- [GOAL 1]: Could you return, unchanged, the lines of the records from the line with "motorcycle-icon [1227,392,1253,407]" to the line with "stat-label: Clientes [525,736,590,755]", including both of those lines?

- [PAGE]:

Monzur Hossain | November 15, 2017 00:00:00


A core challenge of SDGs is to lift people out of extreme poverty. — FE Photo

Bangladesh's economy has grown at an impressive rate of around 6.0 per cent or above for the last decade and its progress in attaining several MDG targets, especially in social indicators, was markedly better than that of many countries. The impressive performance of the economy in the 2000s onward is thought to be a result of major trade- and financial-liberalisation programmes undertaken in the 1990s with supports from multilateral funding agencies. Such reforms created conditions for improved investments, including foreign direct investment (FDI), sound macroeconomic growth and balance of payments. Besides, various reform measures undertaken in project management, procurement and implementation yielded various positive development outcomes.

The country received donor support in the early decades of its independence, averaging annually US$1-1.5 billion. With accelerated pace of growth the following economic reforms, the importance of aid has decreased to some extent. In particular, food and commodity aid which dominated the aid basket in the 1970s and 1980s, declined sharply with improvement in food production. Since the 1990s, donor support had mainly concentrated on project and programme aid linked to the agreed policy reforms.

Nonetheless, the declining trend in aid to Bangladesh is consistent with the global scenario. For example, as a percentage of gross national income (GNI), official development assistance (ODA) has been dwindling in South Asia, especially in India, Pakistan, Bangladesh and Sri Lanka. The flow of aid is still high in some conflict-ridden countries including Afghanistan. However, Bangladesh receives a much lower amount of aid compared to its least-developed country (LDC) counterparts, which is attributable to-improved economic performance.

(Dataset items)

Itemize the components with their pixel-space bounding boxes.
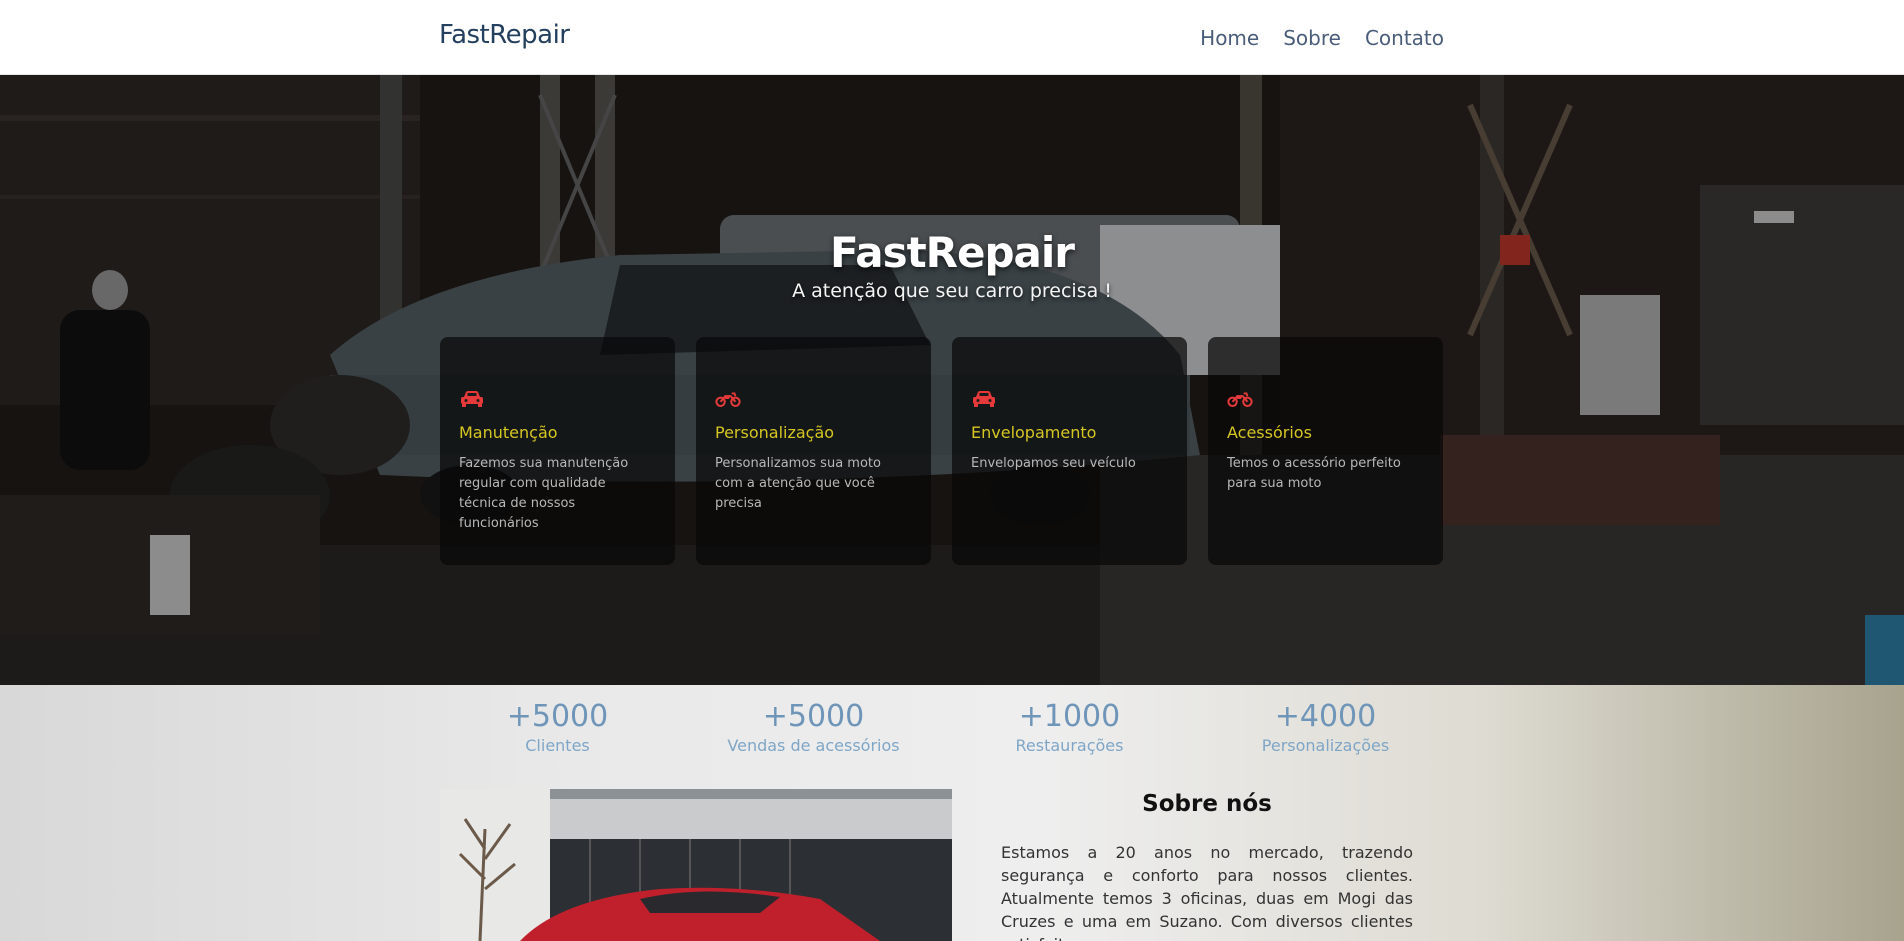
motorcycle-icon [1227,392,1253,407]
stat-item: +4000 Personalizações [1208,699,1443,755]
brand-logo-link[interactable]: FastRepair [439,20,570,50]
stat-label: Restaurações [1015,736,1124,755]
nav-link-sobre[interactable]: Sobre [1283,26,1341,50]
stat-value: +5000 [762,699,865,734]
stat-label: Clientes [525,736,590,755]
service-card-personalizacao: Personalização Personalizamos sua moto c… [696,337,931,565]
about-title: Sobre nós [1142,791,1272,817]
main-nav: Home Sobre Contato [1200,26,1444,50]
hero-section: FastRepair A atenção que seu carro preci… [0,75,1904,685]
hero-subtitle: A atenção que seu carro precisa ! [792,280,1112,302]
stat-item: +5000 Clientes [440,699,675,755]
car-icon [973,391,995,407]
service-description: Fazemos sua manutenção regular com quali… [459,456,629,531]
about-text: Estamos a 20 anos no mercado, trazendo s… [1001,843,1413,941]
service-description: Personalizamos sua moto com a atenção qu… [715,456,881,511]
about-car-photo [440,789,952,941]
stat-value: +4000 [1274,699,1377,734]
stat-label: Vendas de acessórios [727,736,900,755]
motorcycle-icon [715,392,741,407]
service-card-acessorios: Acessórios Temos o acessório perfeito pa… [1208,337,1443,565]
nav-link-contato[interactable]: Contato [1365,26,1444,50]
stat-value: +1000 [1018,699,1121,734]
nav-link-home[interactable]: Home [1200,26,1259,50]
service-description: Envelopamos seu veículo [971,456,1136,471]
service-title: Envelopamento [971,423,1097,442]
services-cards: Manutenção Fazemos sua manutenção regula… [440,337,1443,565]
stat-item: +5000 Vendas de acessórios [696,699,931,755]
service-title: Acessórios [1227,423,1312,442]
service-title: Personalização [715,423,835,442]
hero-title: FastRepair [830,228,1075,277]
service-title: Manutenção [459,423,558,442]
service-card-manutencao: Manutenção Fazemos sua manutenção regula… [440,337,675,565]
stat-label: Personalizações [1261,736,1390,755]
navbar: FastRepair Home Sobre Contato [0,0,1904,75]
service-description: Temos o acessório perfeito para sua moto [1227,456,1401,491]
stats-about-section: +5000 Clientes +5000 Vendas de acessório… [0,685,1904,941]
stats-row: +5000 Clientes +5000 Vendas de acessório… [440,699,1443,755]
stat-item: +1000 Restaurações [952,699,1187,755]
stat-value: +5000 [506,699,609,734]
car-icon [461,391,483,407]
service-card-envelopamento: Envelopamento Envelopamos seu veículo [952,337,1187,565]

- [GOAL 2]: Can you retype the passage of the article on Bangladesh's economy and foreign aid from "Bangladesh's economy has" to "positive development outcomes.", word for word?

- [WRITTEN SOLUTION 1]:
motorcycle-icon [1227,392,1253,407]
stat-item: +4000 Personalizações [1208,699,1443,755]
brand-logo-link[interactable]: FastRepair [439,20,570,50]
stat-label: Restaurações [1015,736,1124,755]
nav-link-sobre[interactable]: Sobre [1283,26,1341,50]
stat-value: +5000 [762,699,865,734]
stat-label: Clientes [525,736,590,755]

- [WRITTEN SOLUTION 2]:
Bangladesh's economy has grown at an impressive rate of around 6.0 per cent or above for the last decade and its progress in attaining several MDG targets, especially in social indicators, was markedly better than that of many countries. The impressive performance of the economy in the 2000s onward is thought to be a result of major trade- and financial-liberalisation programmes undertaken in the 1990s with supports from multilateral funding agencies. Such reforms created conditions for improved investments, including foreign direct investment (FDI), sound macroeconomic growth and balance of payments. Besides, various reform measures undertaken in project management, procurement and implementation yielded various positive development outcomes.